===== RAW DATA

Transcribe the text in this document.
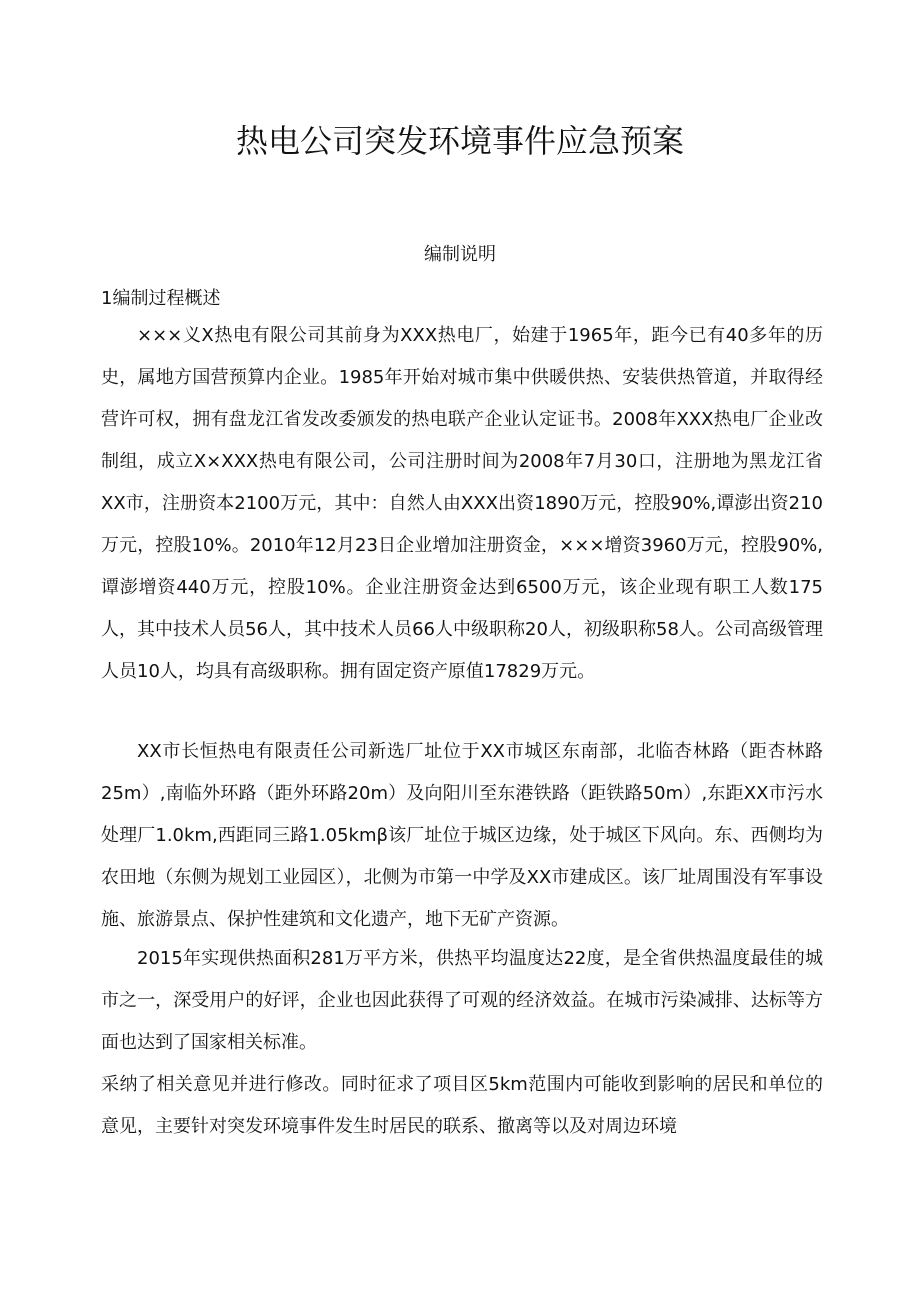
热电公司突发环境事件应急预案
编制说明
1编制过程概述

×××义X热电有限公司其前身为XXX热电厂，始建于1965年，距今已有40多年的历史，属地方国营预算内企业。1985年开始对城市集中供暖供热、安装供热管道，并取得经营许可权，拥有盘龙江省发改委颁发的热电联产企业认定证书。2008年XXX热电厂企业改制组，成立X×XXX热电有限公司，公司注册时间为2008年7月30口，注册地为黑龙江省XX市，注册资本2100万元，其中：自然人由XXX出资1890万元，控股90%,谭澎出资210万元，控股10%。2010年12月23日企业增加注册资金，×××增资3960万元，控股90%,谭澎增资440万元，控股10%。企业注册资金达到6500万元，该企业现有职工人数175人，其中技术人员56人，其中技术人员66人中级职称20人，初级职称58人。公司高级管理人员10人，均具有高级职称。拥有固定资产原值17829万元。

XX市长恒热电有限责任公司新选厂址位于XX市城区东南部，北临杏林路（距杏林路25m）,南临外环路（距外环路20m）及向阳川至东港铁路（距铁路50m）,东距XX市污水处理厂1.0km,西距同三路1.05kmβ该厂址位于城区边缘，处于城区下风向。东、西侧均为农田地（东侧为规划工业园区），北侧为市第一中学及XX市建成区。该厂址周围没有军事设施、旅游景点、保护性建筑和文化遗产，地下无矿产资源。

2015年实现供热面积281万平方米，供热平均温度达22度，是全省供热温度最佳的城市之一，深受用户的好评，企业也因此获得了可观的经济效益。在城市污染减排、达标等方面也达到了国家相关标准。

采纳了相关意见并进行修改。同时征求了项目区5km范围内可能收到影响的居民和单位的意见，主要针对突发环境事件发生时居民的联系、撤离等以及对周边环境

==========
===== RAW DATA

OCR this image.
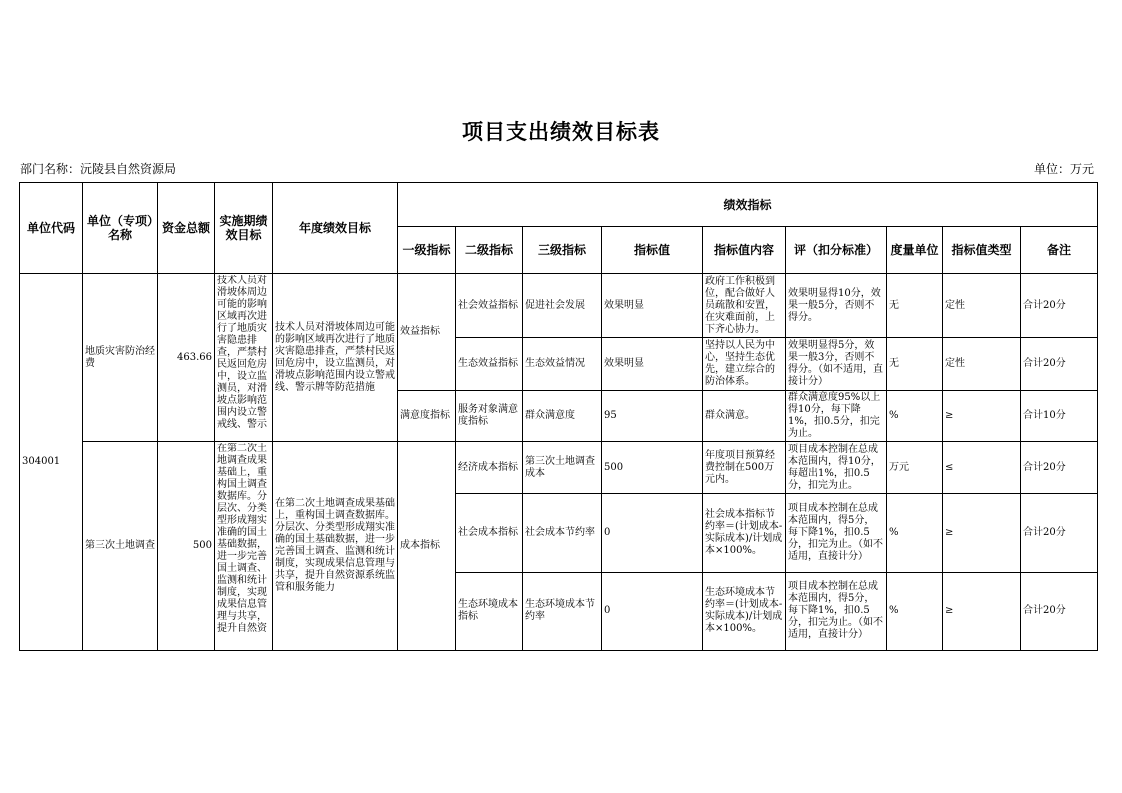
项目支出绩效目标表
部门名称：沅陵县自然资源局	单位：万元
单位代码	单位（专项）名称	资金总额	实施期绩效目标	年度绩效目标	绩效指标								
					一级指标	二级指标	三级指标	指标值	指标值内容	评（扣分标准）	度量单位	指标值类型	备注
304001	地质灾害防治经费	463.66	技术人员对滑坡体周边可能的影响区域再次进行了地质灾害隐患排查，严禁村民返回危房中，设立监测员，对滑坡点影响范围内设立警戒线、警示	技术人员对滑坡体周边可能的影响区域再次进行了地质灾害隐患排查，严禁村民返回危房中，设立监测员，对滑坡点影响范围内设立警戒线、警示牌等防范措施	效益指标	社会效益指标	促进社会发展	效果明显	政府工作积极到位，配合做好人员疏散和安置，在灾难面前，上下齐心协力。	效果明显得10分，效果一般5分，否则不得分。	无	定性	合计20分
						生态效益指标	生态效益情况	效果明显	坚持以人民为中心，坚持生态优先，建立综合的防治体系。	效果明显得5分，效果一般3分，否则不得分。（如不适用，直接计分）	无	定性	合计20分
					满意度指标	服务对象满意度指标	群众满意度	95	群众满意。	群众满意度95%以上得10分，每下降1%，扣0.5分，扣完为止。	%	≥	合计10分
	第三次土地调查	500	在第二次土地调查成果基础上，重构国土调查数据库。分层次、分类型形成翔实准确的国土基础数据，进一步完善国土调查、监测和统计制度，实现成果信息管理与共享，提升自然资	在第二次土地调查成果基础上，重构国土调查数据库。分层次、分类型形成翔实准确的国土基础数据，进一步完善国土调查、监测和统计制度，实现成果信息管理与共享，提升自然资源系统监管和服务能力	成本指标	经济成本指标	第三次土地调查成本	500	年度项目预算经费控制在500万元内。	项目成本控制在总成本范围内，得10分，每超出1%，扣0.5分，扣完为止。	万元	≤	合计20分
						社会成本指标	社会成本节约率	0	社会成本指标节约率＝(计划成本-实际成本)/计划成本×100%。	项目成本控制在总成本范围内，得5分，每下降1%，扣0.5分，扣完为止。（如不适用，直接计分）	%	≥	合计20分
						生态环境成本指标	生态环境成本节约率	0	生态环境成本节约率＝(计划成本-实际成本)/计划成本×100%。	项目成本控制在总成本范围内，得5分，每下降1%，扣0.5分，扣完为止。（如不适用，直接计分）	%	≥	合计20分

==========
===== RAW DATA

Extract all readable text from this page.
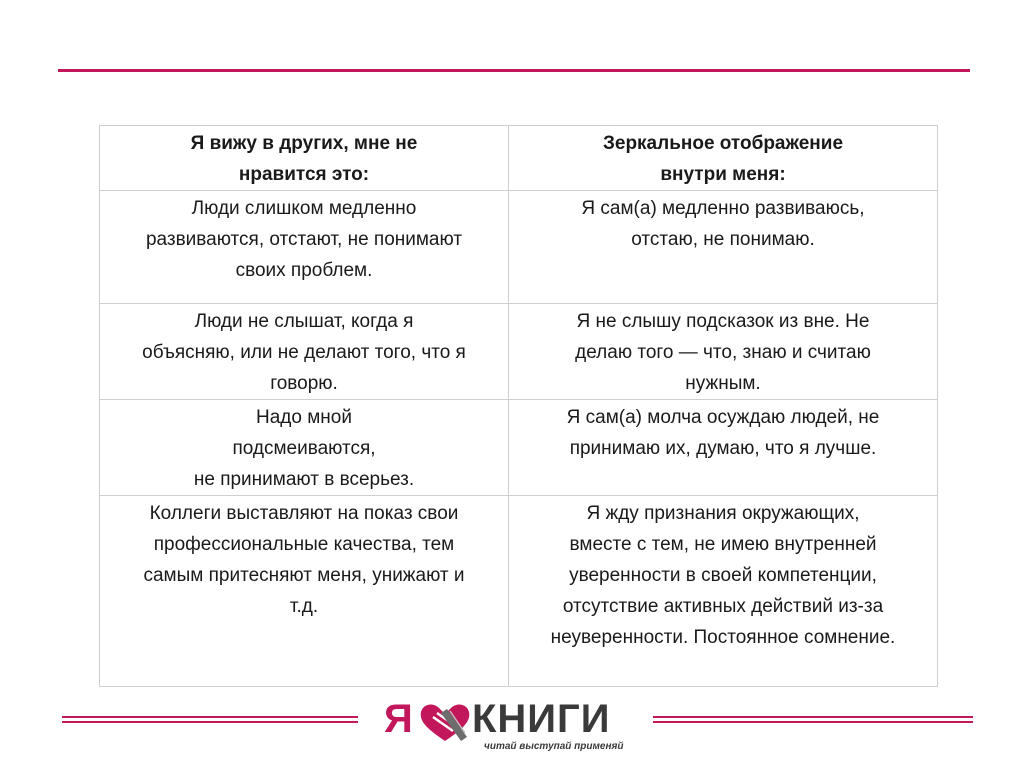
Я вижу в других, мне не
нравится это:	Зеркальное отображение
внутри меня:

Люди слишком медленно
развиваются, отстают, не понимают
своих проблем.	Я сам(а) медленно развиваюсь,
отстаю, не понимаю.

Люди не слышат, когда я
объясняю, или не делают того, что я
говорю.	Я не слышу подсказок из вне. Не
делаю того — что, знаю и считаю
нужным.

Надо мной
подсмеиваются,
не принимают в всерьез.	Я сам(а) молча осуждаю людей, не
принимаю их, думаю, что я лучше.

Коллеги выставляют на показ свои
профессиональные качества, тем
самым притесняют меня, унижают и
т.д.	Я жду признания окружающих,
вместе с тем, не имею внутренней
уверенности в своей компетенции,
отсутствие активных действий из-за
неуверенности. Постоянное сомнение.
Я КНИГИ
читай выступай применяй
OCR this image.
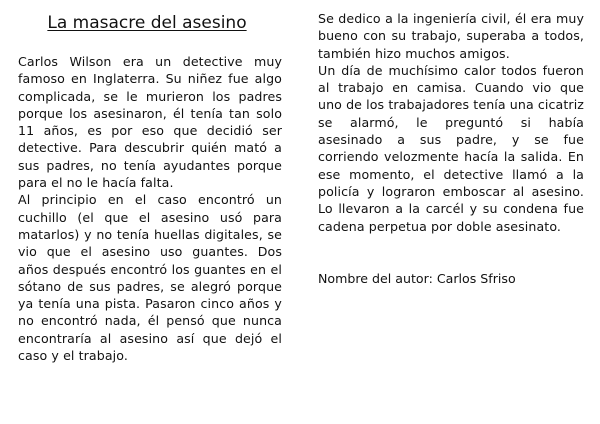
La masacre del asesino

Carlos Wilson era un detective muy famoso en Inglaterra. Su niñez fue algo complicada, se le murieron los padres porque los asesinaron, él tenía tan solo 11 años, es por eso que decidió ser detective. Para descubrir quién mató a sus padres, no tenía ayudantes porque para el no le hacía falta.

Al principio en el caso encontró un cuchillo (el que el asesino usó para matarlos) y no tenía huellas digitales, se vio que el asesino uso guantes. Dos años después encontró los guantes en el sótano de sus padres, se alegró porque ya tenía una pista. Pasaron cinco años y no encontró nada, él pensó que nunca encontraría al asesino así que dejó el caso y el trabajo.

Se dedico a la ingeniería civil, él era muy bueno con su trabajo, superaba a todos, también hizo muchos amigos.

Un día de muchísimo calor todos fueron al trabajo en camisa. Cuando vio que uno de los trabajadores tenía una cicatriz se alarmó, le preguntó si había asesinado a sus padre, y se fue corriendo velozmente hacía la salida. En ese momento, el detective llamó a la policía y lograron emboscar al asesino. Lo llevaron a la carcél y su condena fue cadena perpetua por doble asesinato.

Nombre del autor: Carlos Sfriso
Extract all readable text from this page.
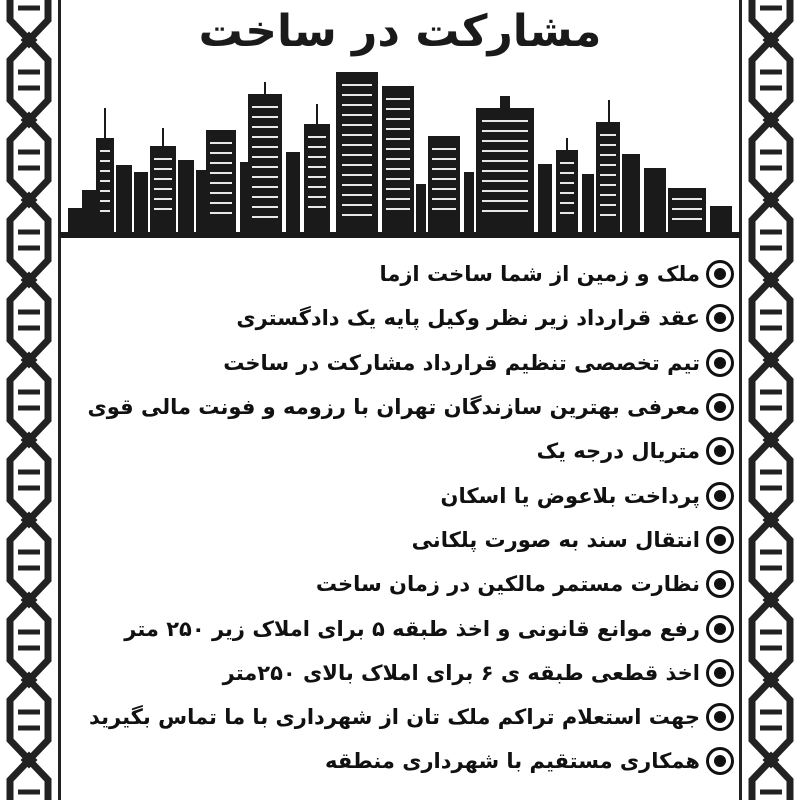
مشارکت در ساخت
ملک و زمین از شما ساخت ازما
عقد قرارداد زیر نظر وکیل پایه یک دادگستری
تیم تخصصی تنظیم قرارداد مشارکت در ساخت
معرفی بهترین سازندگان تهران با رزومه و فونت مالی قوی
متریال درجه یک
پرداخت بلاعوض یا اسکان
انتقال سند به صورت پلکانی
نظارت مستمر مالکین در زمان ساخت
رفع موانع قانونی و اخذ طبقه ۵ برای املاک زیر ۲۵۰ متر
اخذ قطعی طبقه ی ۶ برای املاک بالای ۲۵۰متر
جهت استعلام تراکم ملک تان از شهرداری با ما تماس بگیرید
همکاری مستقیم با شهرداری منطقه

==========

** GIVEN EXERCISE **
Only the number is wanted: count the lines of the records that hold the word "املاک".

** FULL ANSWER **
2